* [Exercise prompt] Find the lines with "Canada" in them and copy them out.

——

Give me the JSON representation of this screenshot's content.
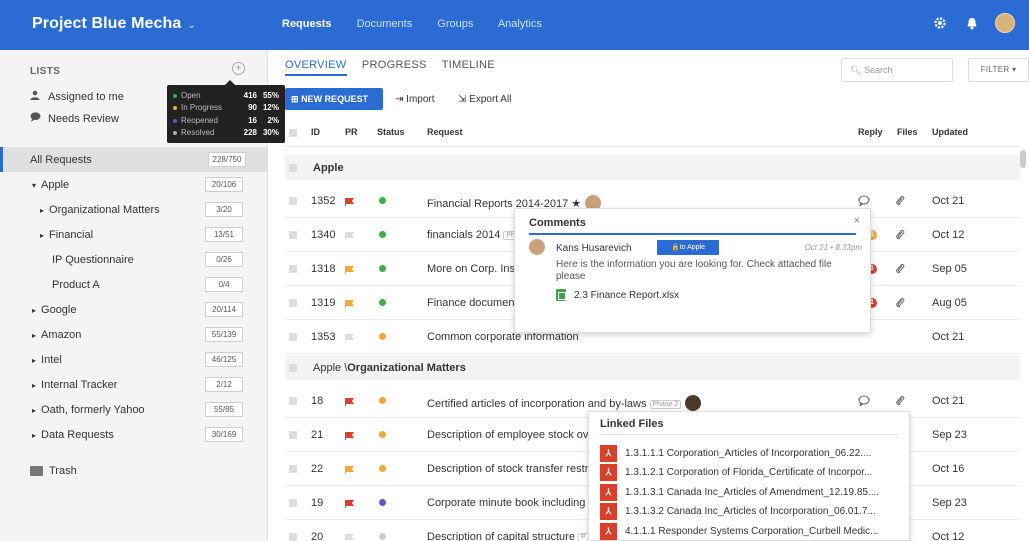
{
  "header": {
    "project_title": "Project Blue Mecha",
    "tabs": [
      {
        "label": "Requests",
        "active": true
      },
      {
        "label": "Documents",
        "active": false
      },
      {
        "label": "Groups",
        "active": false
      },
      {
        "label": "Analytics",
        "active": false
      }
    ],
    "colors": {
      "topbar": "#2b6cd4"
    }
  },
  "sidebar": {
    "lists_label": "LISTS",
    "assigned_label": "Assigned to me",
    "review_label": "Needs Review",
    "trash_label": "Trash",
    "tooltip": [
      {
        "label": "Open",
        "count": "416",
        "pct": "55%",
        "color": "#3fae49"
      },
      {
        "label": "In Progress",
        "count": "90",
        "pct": "12%",
        "color": "#f2a73b"
      },
      {
        "label": "Reopened",
        "count": "16",
        "pct": "2%",
        "color": "#6a4fd8"
      },
      {
        "label": "Resolved",
        "count": "228",
        "pct": "30%",
        "color": "#aaaaaa"
      }
    ],
    "tree": [
      {
        "label": "All Requests",
        "badge": "228/750",
        "indent": 0,
        "caret": "",
        "selected": true
      },
      {
        "label": "Apple",
        "badge": "20/106",
        "indent": 1,
        "caret": "▾",
        "selected": false
      },
      {
        "label": "Organizational Matters",
        "badge": "3/20",
        "indent": 2,
        "caret": "▸",
        "selected": false
      },
      {
        "label": "Financial",
        "badge": "13/51",
        "indent": 2,
        "caret": "▸",
        "selected": false
      },
      {
        "label": "IP Questionnaire",
        "badge": "0/26",
        "indent": 3,
        "caret": "",
        "selected": false
      },
      {
        "label": "Product A",
        "badge": "0/4",
        "indent": 3,
        "caret": "",
        "selected": false
      },
      {
        "label": "Google",
        "badge": "20/114",
        "indent": 1,
        "caret": "▸",
        "selected": false
      },
      {
        "label": "Amazon",
        "badge": "55/139",
        "indent": 1,
        "caret": "▸",
        "selected": false
      },
      {
        "label": "Intel",
        "badge": "46/125",
        "indent": 1,
        "caret": "▸",
        "selected": false
      },
      {
        "label": "Internal Tracker",
        "badge": "2/12",
        "indent": 1,
        "caret": "▸",
        "selected": false
      },
      {
        "label": "Oath, formerly Yahoo",
        "badge": "55/85",
        "indent": 1,
        "caret": "▸",
        "selected": false
      },
      {
        "label": "Data Requests",
        "badge": "30/169",
        "indent": 1,
        "caret": "▸",
        "selected": false
      }
    ]
  },
  "main": {
    "subtabs": [
      {
        "label": "OVERVIEW",
        "active": true
      },
      {
        "label": "PROGRESS",
        "active": false
      },
      {
        "label": "TIMELINE",
        "active": false
      }
    ],
    "search_placeholder": "Search",
    "filter_label": "FILTER ▾",
    "new_request_label": "NEW REQUEST",
    "import_label": "Import",
    "export_label": "Export All",
    "columns": {
      "id": "ID",
      "pr": "PR",
      "status": "Status",
      "request": "Request",
      "reply": "Reply",
      "files": "Files",
      "updated": "Updated"
    },
    "group_apple": "Apple",
    "group_org_prefix": "Apple \\",
    "group_org_name": "Organizational Matters",
    "rows": [
      {
        "id": "1352",
        "flag": "#d9402b",
        "status": "#3fae49",
        "request": "Financial Reports 2014-2017 ★",
        "phase": "",
        "updated": "Oct 21"
      },
      {
        "id": "1340",
        "flag": "#dddddd",
        "status": "#3fae49",
        "request": "financials 2014",
        "phase": "Ph",
        "updated": "Oct 12"
      },
      {
        "id": "1318",
        "flag": "#f2a73b",
        "status": "#3fae49",
        "request": "More on Corp. Ins",
        "phase": "",
        "updated": "Sep 05"
      },
      {
        "id": "1319",
        "flag": "#f2a73b",
        "status": "#3fae49",
        "request": "Finance documen",
        "phase": "",
        "updated": "Aug 05"
      },
      {
        "id": "1353",
        "flag": "#dddddd",
        "status": "#f2a73b",
        "request": "Common corporate information",
        "phase": "",
        "updated": "Oct 21"
      }
    ],
    "rows2": [
      {
        "id": "18",
        "flag": "#d9402b",
        "status": "#f2a73b",
        "request": "Certified articles of incorporation and by-laws",
        "phase": "Phase 2",
        "updated": "Oct 21"
      },
      {
        "id": "21",
        "flag": "#d9402b",
        "status": "#f2a73b",
        "request": "Description of employee stock ov",
        "phase": "",
        "updated": "Sep 23"
      },
      {
        "id": "22",
        "flag": "#f2a73b",
        "status": "#f2a73b",
        "request": "Description of stock transfer restr",
        "phase": "",
        "updated": "Oct 16"
      },
      {
        "id": "19",
        "flag": "#d9402b",
        "status": "#6a4fd8",
        "request": "Corporate minute book including",
        "phase": "",
        "updated": "Sep 23"
      },
      {
        "id": "20",
        "flag": "#dddddd",
        "status": "#cccccc",
        "request": "Description of capital structure",
        "phase": "P",
        "updated": "Oct 12"
      }
    ],
    "reply_counts": {
      "r1340": "1",
      "r1318": "1",
      "r1319": "1"
    }
  },
  "comments_popup": {
    "title": "Comments",
    "close": "×",
    "author": "Kans Husarevich",
    "tag": "🔒to Apple",
    "time": "Oct 21 • 8:33pm",
    "body": "Here is the information you are looking for. Check attached file please",
    "file": "2.3 Finance Report.xlsx"
  },
  "linked_popup": {
    "title": "Linked Files",
    "files": [
      "1.3.1.1.1 Corporation_Articles of Incorporation_06.22....",
      "1.3.1.2.1 Corporation of Florida_Certificate of Incorpor...",
      "1.3.1.3.1 Canada Inc_Articles of Amendment_12.19.85....",
      "1.3.1.3.2 Canada Inc_Articles of Incorporation_06.01.7...",
      "4.1.1.1 Responder Systems Corporation_Curbell Medic..."
    ]
  }
}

——

* [Result for this exercise]
      "1.3.1.3.1 Canada Inc_Articles of Amendment_12.19.85....",
      "1.3.1.3.2 Canada Inc_Articles of Incorporation_06.01.7...",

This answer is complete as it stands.